▶ Exercise objective: Your task is to print all of the data word for word.

▶ Available records:

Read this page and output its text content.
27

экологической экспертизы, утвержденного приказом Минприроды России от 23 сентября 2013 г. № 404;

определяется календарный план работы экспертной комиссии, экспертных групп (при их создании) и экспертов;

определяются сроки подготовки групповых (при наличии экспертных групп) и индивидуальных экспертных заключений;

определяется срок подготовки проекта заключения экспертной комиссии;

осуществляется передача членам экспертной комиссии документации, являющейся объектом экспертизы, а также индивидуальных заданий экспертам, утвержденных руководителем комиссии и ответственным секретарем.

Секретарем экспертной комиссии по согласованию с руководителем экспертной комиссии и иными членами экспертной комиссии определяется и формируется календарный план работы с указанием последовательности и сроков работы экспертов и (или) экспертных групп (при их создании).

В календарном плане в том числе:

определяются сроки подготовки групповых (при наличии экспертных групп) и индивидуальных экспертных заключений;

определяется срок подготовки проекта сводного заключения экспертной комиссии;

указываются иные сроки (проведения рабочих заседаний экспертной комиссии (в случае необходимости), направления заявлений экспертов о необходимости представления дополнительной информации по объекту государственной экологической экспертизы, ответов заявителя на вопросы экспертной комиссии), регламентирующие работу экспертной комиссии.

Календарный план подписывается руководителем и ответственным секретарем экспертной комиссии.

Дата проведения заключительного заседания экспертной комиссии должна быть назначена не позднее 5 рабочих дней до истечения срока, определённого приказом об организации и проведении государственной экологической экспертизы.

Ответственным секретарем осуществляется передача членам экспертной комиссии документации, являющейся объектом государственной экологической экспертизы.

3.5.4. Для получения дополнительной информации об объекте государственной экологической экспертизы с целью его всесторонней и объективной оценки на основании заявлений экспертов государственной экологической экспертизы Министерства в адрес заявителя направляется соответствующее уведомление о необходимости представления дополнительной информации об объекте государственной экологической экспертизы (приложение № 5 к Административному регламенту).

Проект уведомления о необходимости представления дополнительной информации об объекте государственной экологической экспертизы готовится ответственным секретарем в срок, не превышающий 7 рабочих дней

▶ Exercise output:
Read this page and output its text content.
27

экологической экспертизы, утвержденного приказом Минприроды России от 23 сентября 2013 г. № 404;

определяется календарный план работы экспертной комиссии, экспертных групп (при их создании) и экспертов;

определяются сроки подготовки групповых (при наличии экспертных групп) и индивидуальных экспертных заключений;

определяется срок подготовки проекта заключения экспертной комиссии;

осуществляется передача членам экспертной комиссии документации, являющейся объектом экспертизы, а также индивидуальных заданий экспертам, утвержденных руководителем комиссии и ответственным секретарем.

Секретарем экспертной комиссии по согласованию с руководителем экспертной комиссии и иными членами экспертной комиссии определяется и формируется календарный план работы с указанием последовательности и сроков работы экспертов и (или) экспертных групп (при их создании).

В календарном плане в том числе:

определяются сроки подготовки групповых (при наличии экспертных групп) и индивидуальных экспертных заключений;

определяется срок подготовки проекта сводного заключения экспертной комиссии;

указываются иные сроки (проведения рабочих заседаний экспертной комиссии (в случае необходимости), направления заявлений экспертов о необходимости представления дополнительной информации по объекту государственной экологической экспертизы, ответов заявителя на вопросы экспертной комиссии), регламентирующие работу экспертной комиссии.

Календарный план подписывается руководителем и ответственным секретарем экспертной комиссии.

Дата проведения заключительного заседания экспертной комиссии должна быть назначена не позднее 5 рабочих дней до истечения срока, определённого приказом об организации и проведении государственной экологической экспертизы.

Ответственным секретарем осуществляется передача членам экспертной комиссии документации, являющейся объектом государственной экологической экспертизы.

3.5.4. Для получения дополнительной информации об объекте государственной экологической экспертизы с целью его всесторонней и объективной оценки на основании заявлений экспертов государственной экологической экспертизы Министерства в адрес заявителя направляется соответствующее уведомление о необходимости представления дополнительной информации об объекте государственной экологической экспертизы (приложение № 5 к Административному регламенту).

Проект уведомления о необходимости представления дополнительной информации об объекте государственной экологической экспертизы готовится ответственным секретарем в срок, не превышающий 7 рабочих дней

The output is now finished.